Text segment:
* START *

Mr Ncube said there is little continuing professional development among lawyers in Zimbabwe. He added that there has not been effective education among practising lawyers, prosecutors and judicial officers regarding the requirements of the new constitution, which has resulted in the failure by lawyers to challenge laws that are patently unconstitutional.
He said: ‘For example, the new constitution has new guarantees for the right to life. It effectively bans the death penalty for all except men aged between 21 and 70 and only then when it is aggravated murder. However, the criminal legislation which currently exists has not been amended to conform to this new system. The result is that convicts are still being sentenced to death regardless of the changes in the new constitution, itself a travesty of justice.
In conclusion Mr Ncube said lawyers need to rise above the politically demarcated lines to ensure their independence, both from the ruling party and the state and from the opposition forces. He said they have to resist the temptation to toe the political line and that they have to be critical of government, just as they have to be critical of the opposition, too. ‘In this way, there is greater scope to promote accountability across the board and to minimise the problem of “political capture”. Overall, the great influence of the legendary Magna Carta will be guaranteed to be an enduring force for more centuries to come,’ he said.
Sir Jowell raised the question of the debate about the lack of reference to the Rule of Law in the United Nations (UN) development goals post 2015 for countries. He said many countries support the idea that the rule of law should be included in the UN Millennium Goals.
Sir Jowell asked whether socio-economic rights matter more than the rule of law and foreign direct investment impact on the rule of law.
Mr Katz asked many questions of the IBA such as:
• What is the role of a corporate or tax lawyer in relation to the rule of law?
• What is the role of business in upholding the rule of law?
• What are the needs of business today when promoting human rights and social justice?
• How can capitalism promote the idea of corporate lawyers having a social conscience?
He reminded the delegates that corporate lawyers have influence over the drafting of laws, in their influence over clients. He also said they can help in issues such as due diligence, preventing cartels, etcetera. He also reminded the delegates that South Africa is threatened by massive inequality and poverty.
Mr Mossadek spoke on the Moroccan experience. He said the independence of the Bar association has been confirmed over half a century ago, adding that Morocco was a country where lawyers have been able to actively fight for a democratic process and the establishment of the universal values of individual rights.
He said the challenges faced in Morocco were people’s attitudes; the abuse of power; corruption; a lack of judicial skills for the judiciary, as well as a lack of financial and human resources. Mr Mossadek said there were 4 000 judges, 12 000 lawyers and over four million cases per year.

* END *

Material provided:
* START *

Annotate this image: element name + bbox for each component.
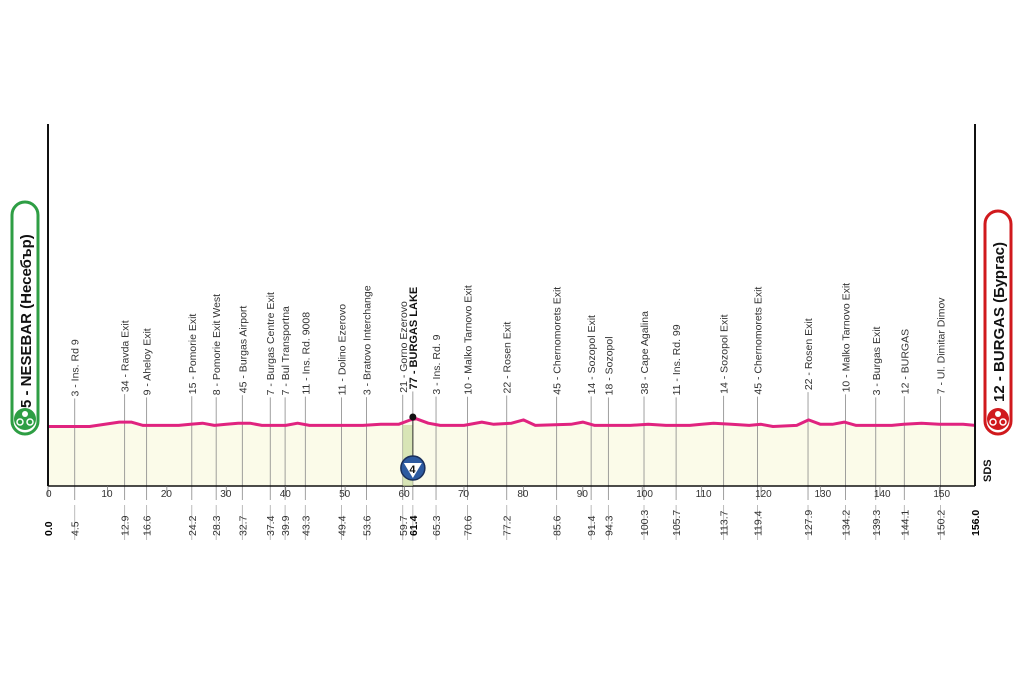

* END *

Job:
Answer these questions from the text on lawyers and the rule of law:
1. Under the new constitution described by Mr Ncube, who can still receive the death penalty, and for what crime?
2. Which country did Mr Katz remind the delegates is threatened by massive inequality and poverty?
3. According to Mr Mossadek, how many judges and how many lawyers are there in Morocco?

Correct result:
1. Men aged between 21 and 70, and only for aggravated murder.
2. South Africa.
3. 4 000 judges and 12 000 lawyers.